Wherever a line holds the string "северной", copy that line.

===== Raw data

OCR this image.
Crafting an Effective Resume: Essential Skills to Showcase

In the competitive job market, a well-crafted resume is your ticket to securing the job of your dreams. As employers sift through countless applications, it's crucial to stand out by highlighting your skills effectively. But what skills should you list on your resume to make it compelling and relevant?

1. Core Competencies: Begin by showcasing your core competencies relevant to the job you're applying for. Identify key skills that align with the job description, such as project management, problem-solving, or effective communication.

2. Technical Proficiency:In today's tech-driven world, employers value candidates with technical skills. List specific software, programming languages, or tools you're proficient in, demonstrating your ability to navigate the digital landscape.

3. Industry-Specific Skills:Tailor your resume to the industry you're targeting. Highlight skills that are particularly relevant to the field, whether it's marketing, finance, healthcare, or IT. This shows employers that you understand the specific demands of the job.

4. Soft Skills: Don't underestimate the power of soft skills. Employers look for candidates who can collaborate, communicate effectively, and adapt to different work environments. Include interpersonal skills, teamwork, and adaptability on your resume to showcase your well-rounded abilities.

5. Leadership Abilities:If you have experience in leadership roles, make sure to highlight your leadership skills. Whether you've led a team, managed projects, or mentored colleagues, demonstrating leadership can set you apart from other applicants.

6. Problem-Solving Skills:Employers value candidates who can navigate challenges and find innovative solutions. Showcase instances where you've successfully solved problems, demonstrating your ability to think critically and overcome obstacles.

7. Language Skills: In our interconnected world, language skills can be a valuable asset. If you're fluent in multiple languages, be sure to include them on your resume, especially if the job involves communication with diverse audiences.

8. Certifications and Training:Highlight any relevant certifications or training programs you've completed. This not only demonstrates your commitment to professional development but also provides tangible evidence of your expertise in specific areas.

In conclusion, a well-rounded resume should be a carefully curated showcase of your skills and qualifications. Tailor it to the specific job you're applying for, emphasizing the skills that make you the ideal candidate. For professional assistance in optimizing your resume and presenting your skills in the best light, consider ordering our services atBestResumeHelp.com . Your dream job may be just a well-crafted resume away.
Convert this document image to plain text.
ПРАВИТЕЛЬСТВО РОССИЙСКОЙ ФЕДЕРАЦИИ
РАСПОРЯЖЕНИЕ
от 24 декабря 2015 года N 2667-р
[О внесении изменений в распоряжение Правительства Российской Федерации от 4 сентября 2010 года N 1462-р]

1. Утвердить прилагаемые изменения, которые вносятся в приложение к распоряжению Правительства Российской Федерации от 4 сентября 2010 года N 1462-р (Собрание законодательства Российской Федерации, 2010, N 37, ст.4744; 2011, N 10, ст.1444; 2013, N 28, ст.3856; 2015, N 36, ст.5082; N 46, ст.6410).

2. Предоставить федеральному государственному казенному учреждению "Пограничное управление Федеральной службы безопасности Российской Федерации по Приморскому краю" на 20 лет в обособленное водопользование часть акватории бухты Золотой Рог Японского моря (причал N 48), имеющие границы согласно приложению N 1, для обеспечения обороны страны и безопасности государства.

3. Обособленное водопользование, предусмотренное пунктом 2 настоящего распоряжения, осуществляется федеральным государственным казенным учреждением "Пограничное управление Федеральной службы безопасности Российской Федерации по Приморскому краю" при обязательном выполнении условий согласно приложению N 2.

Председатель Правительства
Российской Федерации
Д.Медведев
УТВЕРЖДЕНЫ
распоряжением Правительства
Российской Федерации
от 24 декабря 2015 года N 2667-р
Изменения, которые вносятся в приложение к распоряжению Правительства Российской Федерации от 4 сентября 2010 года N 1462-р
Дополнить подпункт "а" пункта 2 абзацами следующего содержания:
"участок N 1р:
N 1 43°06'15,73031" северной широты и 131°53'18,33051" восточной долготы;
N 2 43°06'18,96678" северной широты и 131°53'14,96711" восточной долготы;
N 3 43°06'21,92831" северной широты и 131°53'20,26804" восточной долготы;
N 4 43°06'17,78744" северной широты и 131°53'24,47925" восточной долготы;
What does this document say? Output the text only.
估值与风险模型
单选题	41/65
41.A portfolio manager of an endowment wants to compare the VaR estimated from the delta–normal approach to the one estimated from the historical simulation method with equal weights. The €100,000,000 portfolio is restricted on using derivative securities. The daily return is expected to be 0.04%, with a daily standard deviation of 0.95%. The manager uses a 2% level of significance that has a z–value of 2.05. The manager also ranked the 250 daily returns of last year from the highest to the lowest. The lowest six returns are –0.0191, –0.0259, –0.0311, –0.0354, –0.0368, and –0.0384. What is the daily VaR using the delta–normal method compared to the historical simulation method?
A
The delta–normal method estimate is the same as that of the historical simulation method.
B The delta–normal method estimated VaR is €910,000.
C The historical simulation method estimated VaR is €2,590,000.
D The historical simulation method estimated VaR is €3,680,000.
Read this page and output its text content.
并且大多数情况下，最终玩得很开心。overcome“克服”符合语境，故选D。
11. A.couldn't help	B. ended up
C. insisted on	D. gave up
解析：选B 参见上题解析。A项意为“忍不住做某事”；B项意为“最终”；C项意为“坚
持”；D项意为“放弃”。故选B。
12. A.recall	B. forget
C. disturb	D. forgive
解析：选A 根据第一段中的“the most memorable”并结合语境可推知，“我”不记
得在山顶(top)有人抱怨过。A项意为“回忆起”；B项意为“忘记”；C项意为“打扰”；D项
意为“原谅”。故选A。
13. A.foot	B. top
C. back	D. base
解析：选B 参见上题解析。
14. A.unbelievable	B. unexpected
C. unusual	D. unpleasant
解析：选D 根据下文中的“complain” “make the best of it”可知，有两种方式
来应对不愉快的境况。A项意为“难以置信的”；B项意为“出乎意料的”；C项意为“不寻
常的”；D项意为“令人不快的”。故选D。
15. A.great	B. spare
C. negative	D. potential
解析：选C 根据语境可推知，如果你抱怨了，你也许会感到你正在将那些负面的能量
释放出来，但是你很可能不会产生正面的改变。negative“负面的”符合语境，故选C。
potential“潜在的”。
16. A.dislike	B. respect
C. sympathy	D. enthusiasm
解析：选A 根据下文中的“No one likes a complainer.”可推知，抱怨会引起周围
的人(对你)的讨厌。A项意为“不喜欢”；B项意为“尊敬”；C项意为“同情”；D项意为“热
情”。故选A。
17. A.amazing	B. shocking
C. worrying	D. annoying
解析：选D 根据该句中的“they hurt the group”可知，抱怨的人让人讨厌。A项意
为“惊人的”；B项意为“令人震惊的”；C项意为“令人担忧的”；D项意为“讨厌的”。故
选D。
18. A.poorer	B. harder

==========

__Written response__
N 1 43°06'15,73031" северной широты и 131°53'18,33051" восточной долготы;
N 2 43°06'18,96678" северной широты и 131°53'14,96711" восточной долготы;
N 3 43°06'21,92831" северной широты и 131°53'20,26804" восточной долготы;
N 4 43°06'17,78744" северной широты и 131°53'24,47925" восточной долготы;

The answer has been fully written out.